Problem requirements — Report the number of lines that hold the string "subtitle". Leave out any other text.

Information supplied —
* * * * * * *
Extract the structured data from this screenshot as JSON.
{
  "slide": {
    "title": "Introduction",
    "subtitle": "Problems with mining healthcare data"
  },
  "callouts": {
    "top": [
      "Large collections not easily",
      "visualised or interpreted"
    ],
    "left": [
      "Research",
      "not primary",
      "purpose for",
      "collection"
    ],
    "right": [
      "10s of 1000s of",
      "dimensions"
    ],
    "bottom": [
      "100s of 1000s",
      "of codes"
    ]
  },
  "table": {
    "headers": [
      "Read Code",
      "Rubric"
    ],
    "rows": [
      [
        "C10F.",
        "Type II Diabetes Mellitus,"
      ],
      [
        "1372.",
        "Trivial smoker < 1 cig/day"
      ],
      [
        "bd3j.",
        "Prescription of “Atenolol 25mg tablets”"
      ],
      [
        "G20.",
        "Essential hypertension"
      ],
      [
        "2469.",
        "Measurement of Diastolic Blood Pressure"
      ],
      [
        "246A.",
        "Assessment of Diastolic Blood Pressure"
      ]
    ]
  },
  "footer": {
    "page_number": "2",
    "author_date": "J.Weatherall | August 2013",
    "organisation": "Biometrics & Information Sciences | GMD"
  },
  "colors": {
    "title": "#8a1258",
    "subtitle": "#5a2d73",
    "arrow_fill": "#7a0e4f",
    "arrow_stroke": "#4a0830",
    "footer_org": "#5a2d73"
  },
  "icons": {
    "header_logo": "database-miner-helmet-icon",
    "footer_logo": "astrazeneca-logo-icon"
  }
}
* * * * * * *
Result of the exercise — 2